Required work —
Scan the lines below for the string "text" and copy every one that has it.

###

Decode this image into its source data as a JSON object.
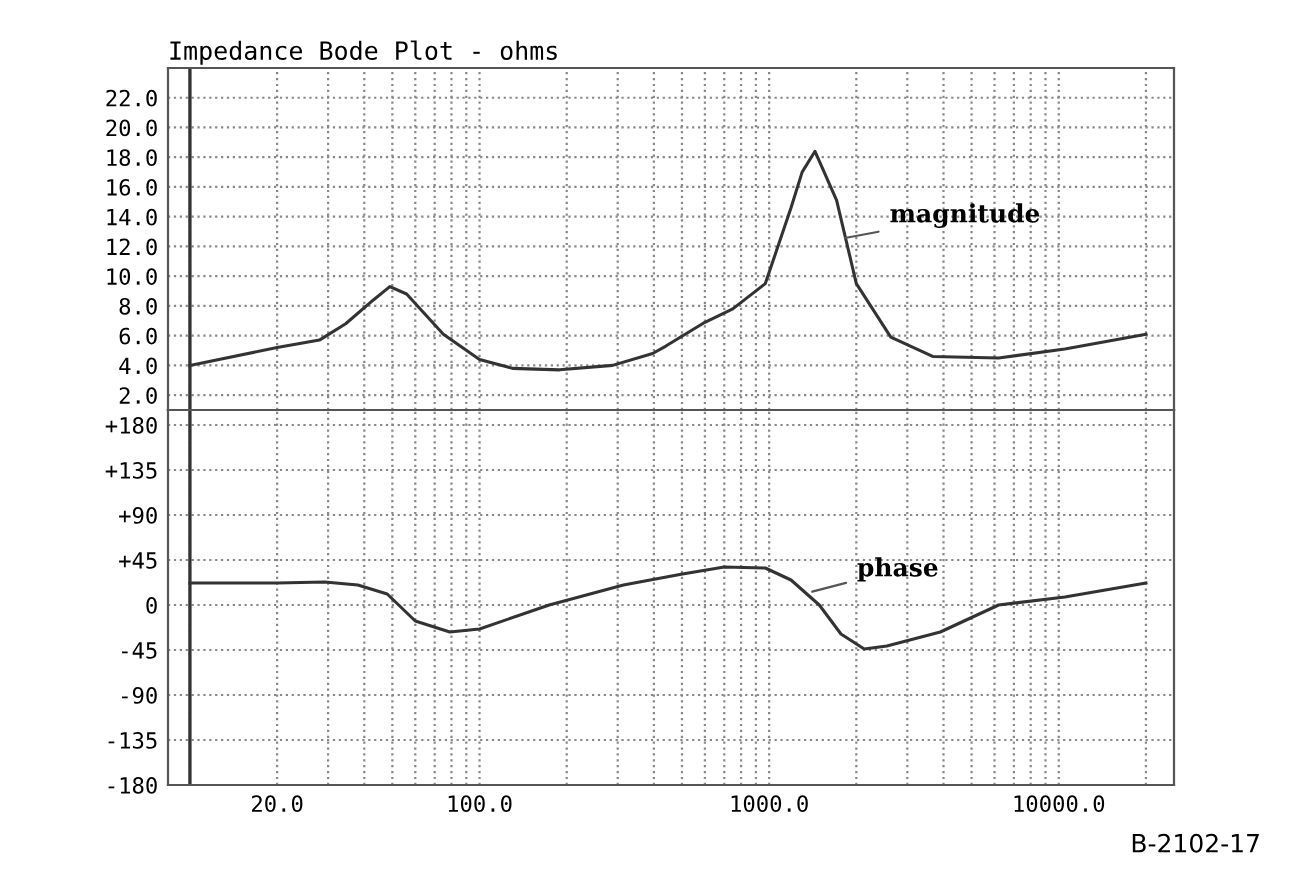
{
  "chart_data": [
    {
      "type": "line",
      "title": "Impedance Bode Plot - ohms",
      "log": "x",
      "grid": true,
      "tick_labels": "y",
      "marker": "none",
      "line_style": "solid",
      "xlim": [
        8.4,
        25000
      ],
      "ylim": [
        1.0,
        24.0
      ],
      "xticks": [
        {
          "value": 10,
          "label": null
        },
        {
          "value": 20,
          "label": null
        },
        {
          "value": 30,
          "label": null
        },
        {
          "value": 40,
          "label": null
        },
        {
          "value": 50,
          "label": null
        },
        {
          "value": 60,
          "label": null
        },
        {
          "value": 70,
          "label": null
        },
        {
          "value": 80,
          "label": null
        },
        {
          "value": 90,
          "label": null
        },
        {
          "value": 100,
          "label": null
        },
        {
          "value": 200,
          "label": null
        },
        {
          "value": 300,
          "label": null
        },
        {
          "value": 400,
          "label": null
        },
        {
          "value": 500,
          "label": null
        },
        {
          "value": 600,
          "label": null
        },
        {
          "value": 700,
          "label": null
        },
        {
          "value": 800,
          "label": null
        },
        {
          "value": 900,
          "label": null
        },
        {
          "value": 1000,
          "label": null
        },
        {
          "value": 2000,
          "label": null
        },
        {
          "value": 3000,
          "label": null
        },
        {
          "value": 4000,
          "label": null
        },
        {
          "value": 5000,
          "label": null
        },
        {
          "value": 6000,
          "label": null
        },
        {
          "value": 7000,
          "label": null
        },
        {
          "value": 8000,
          "label": null
        },
        {
          "value": 9000,
          "label": null
        },
        {
          "value": 10000,
          "label": null
        },
        {
          "value": 20000,
          "label": null
        }
      ],
      "yticks": [
        {
          "value": 2,
          "label": "2.0"
        },
        {
          "value": 4,
          "label": "4.0"
        },
        {
          "value": 6,
          "label": "6.0"
        },
        {
          "value": 8,
          "label": "8.0"
        },
        {
          "value": 10,
          "label": "10.0"
        },
        {
          "value": 12,
          "label": "12.0"
        },
        {
          "value": 14,
          "label": "14.0"
        },
        {
          "value": 16,
          "label": "16.0"
        },
        {
          "value": 18,
          "label": "18.0"
        },
        {
          "value": 20,
          "label": "20.0"
        },
        {
          "value": 22,
          "label": "22.0"
        }
      ],
      "ref_lines": [
        {
          "axis": "x",
          "value": 10,
          "color": "#333333",
          "line_style": "solid"
        }
      ],
      "series": [
        {
          "color": "#333333",
          "x": [
            10,
            20,
            28,
            34.5,
            43,
            49,
            56,
            75,
            100,
            130,
            189,
            288,
            396,
            440,
            600,
            749,
            970,
            1190,
            1300,
            1440,
            1710,
            2000,
            2630,
            3670,
            6200,
            10500,
            20000
          ],
          "values": [
            4.0,
            5.2,
            5.7,
            6.8,
            8.4,
            9.3,
            8.8,
            6.1,
            4.4,
            3.8,
            3.7,
            4.0,
            4.8,
            5.3,
            6.9,
            7.8,
            9.5,
            14.6,
            17.0,
            18.4,
            15.1,
            9.5,
            5.9,
            4.6,
            4.5,
            5.1,
            6.1
          ]
        }
      ],
      "annotations": [
        {
          "text": "magnitude",
          "x": 1750,
          "y": 12.5
        }
      ]
    },
    {
      "type": "line",
      "log": "x",
      "grid": true,
      "marker": "none",
      "line_style": "solid",
      "xlim": [
        8.4,
        25000
      ],
      "ylim": [
        -180,
        195
      ],
      "xticks": [
        {
          "value": 10,
          "label": null
        },
        {
          "value": 20,
          "label": "20.0"
        },
        {
          "value": 30,
          "label": null
        },
        {
          "value": 40,
          "label": null
        },
        {
          "value": 50,
          "label": null
        },
        {
          "value": 60,
          "label": null
        },
        {
          "value": 70,
          "label": null
        },
        {
          "value": 80,
          "label": null
        },
        {
          "value": 90,
          "label": null
        },
        {
          "value": 100,
          "label": "100.0"
        },
        {
          "value": 200,
          "label": null
        },
        {
          "value": 300,
          "label": null
        },
        {
          "value": 400,
          "label": null
        },
        {
          "value": 500,
          "label": null
        },
        {
          "value": 600,
          "label": null
        },
        {
          "value": 700,
          "label": null
        },
        {
          "value": 800,
          "label": null
        },
        {
          "value": 900,
          "label": null
        },
        {
          "value": 1000,
          "label": "1000.0"
        },
        {
          "value": 2000,
          "label": null
        },
        {
          "value": 3000,
          "label": null
        },
        {
          "value": 4000,
          "label": null
        },
        {
          "value": 5000,
          "label": null
        },
        {
          "value": 6000,
          "label": null
        },
        {
          "value": 7000,
          "label": null
        },
        {
          "value": 8000,
          "label": null
        },
        {
          "value": 9000,
          "label": null
        },
        {
          "value": 10000,
          "label": "10000.0"
        },
        {
          "value": 20000,
          "label": null
        }
      ],
      "yticks": [
        {
          "value": -180,
          "label": "-180"
        },
        {
          "value": -135,
          "label": "-135"
        },
        {
          "value": -90,
          "label": "-90"
        },
        {
          "value": -45,
          "label": "-45"
        },
        0,
        {
          "value": 45,
          "label": "+45"
        },
        {
          "value": 90,
          "label": "+90"
        },
        {
          "value": 135,
          "label": "+135"
        },
        {
          "value": 180,
          "label": "+180"
        }
      ],
      "ref_lines": [
        {
          "axis": "x",
          "value": 10,
          "color": "#333333",
          "line_style": "solid"
        }
      ],
      "series": [
        {
          "color": "#333333",
          "x": [
            10,
            20,
            29.2,
            38,
            48,
            60,
            79,
            100,
            174,
            314,
            502,
            700,
            970,
            1190,
            1490,
            1770,
            2130,
            2550,
            3900,
            6200,
            10500,
            20000
          ],
          "values": [
            22,
            22,
            23,
            20,
            11,
            -16,
            -27,
            -24,
            0,
            20,
            31,
            38,
            37,
            25,
            0,
            -29,
            -44,
            -41,
            -27,
            0,
            8,
            22
          ]
        }
      ],
      "annotations": [
        {
          "text": "phase",
          "x": 1350,
          "y": 12
        },
        "B-2102-17"
      ]
    }
  ]
}
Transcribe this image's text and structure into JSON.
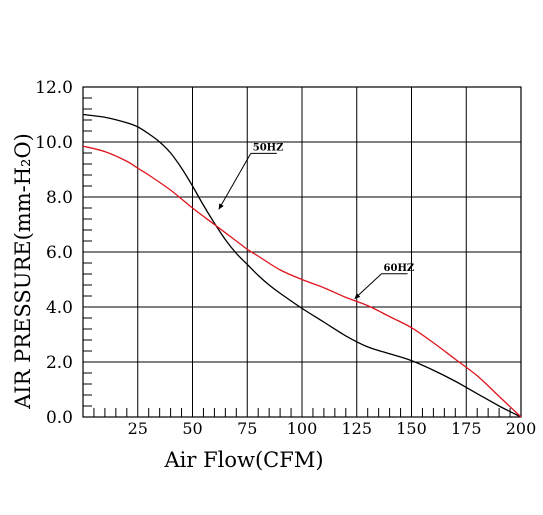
{
  "chart_data": {
    "type": "line",
    "xlabel": "Air Flow(CFM)",
    "ylabel": "AIR PRESSURE(mm-H₂O)",
    "xlim": [
      0,
      200
    ],
    "ylim": [
      0,
      12
    ],
    "grid": true,
    "x_ticks": [
      25,
      50,
      75,
      100,
      125,
      150,
      175,
      200
    ],
    "x_tick_labels": [
      "25",
      "50",
      "75",
      "100",
      "125",
      "150",
      "175",
      "200"
    ],
    "y_ticks": [
      0,
      2,
      4,
      6,
      8,
      10,
      12
    ],
    "y_tick_labels": [
      "0.0",
      "2.0",
      "4.0",
      "6.0",
      "8.0",
      "10.0",
      "12.0"
    ],
    "series": [
      {
        "name": "50HZ",
        "color": "#000000",
        "x": [
          0,
          10,
          20,
          25,
          30,
          35,
          40,
          45,
          50,
          55,
          60,
          65,
          70,
          75,
          80,
          85,
          90,
          100,
          110,
          120,
          130,
          140,
          150,
          160,
          170,
          180,
          190,
          200
        ],
        "y": [
          11.0,
          10.9,
          10.7,
          10.55,
          10.3,
          10.0,
          9.6,
          9.05,
          8.4,
          7.7,
          7.05,
          6.45,
          5.95,
          5.55,
          5.15,
          4.8,
          4.5,
          3.95,
          3.45,
          2.95,
          2.55,
          2.3,
          2.05,
          1.7,
          1.3,
          0.85,
          0.4,
          0.0
        ]
      },
      {
        "name": "60HZ",
        "color": "#e0141e",
        "x": [
          0,
          10,
          20,
          25,
          30,
          40,
          50,
          60,
          70,
          75,
          80,
          90,
          100,
          110,
          120,
          130,
          140,
          150,
          160,
          170,
          180,
          190,
          200
        ],
        "y": [
          9.85,
          9.65,
          9.3,
          9.05,
          8.8,
          8.25,
          7.6,
          7.0,
          6.4,
          6.1,
          5.85,
          5.35,
          5.0,
          4.7,
          4.35,
          4.05,
          3.65,
          3.25,
          2.7,
          2.1,
          1.5,
          0.75,
          0.0
        ]
      }
    ],
    "annotations": [
      {
        "text": "50HZ",
        "series": "50HZ",
        "x": 62,
        "y": 7.55
      },
      {
        "text": "60HZ",
        "series": "60HZ",
        "x": 124,
        "y": 4.3
      }
    ]
  }
}
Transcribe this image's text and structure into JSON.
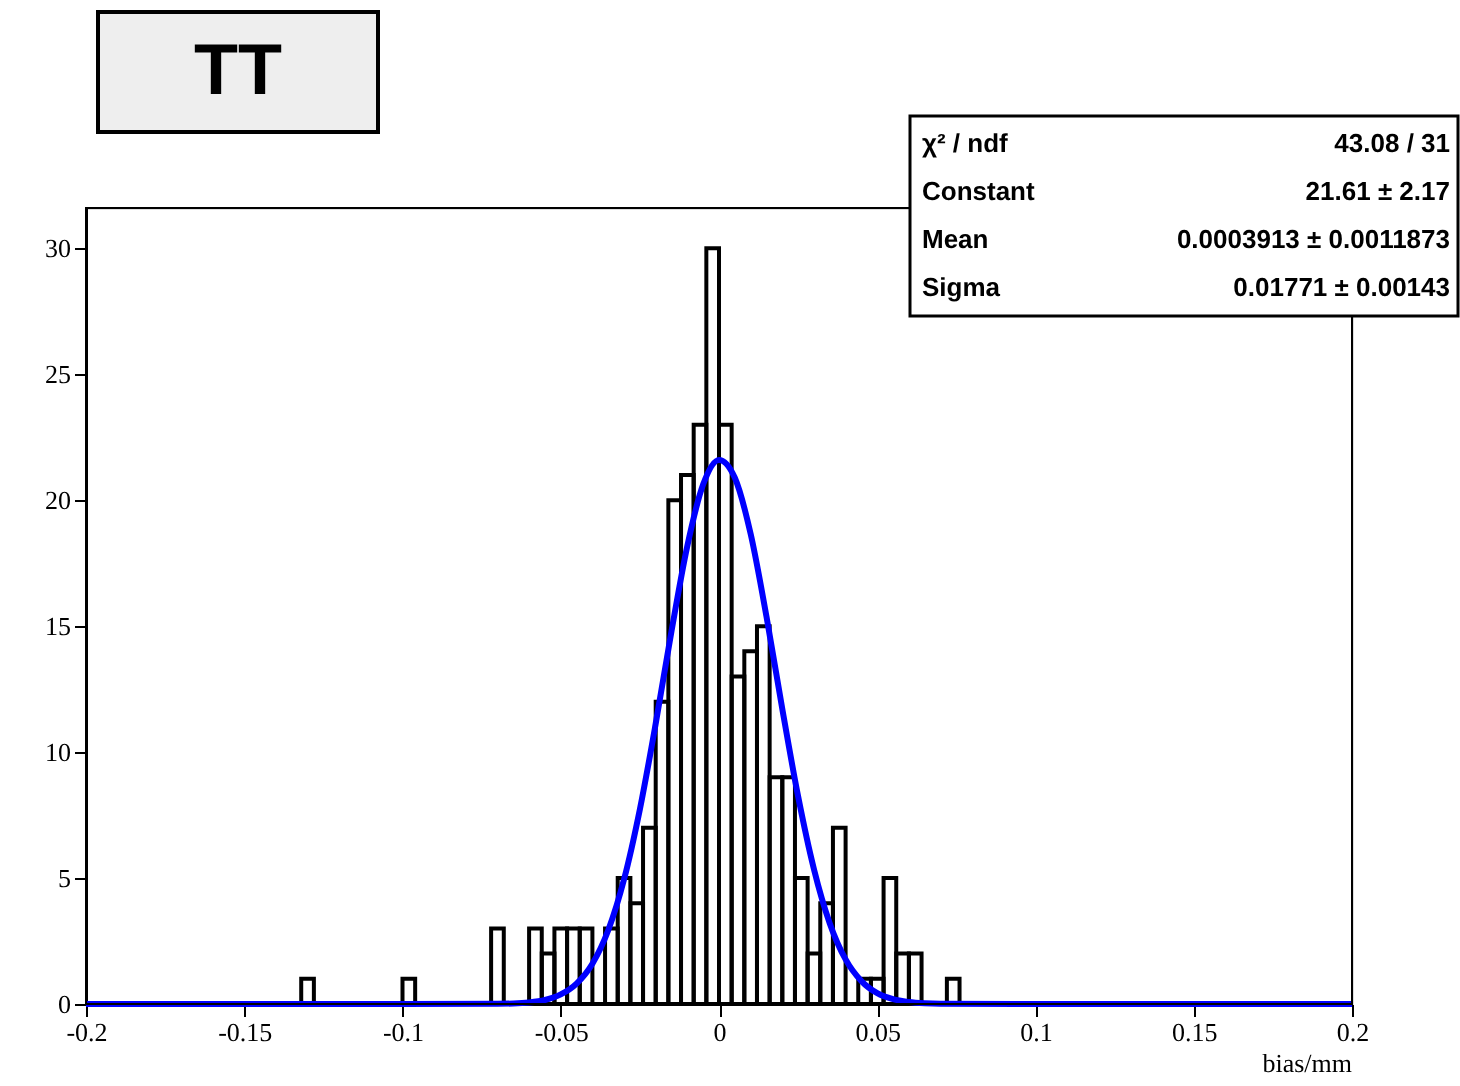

###

Finished answer —
          "text": "magnitude",
          "text": "phase",
Transcribe this image's text and structure into JSON.
        "text": "50HZ",
        "text": "60HZ",
Transcribe this image's text and structure into JSON.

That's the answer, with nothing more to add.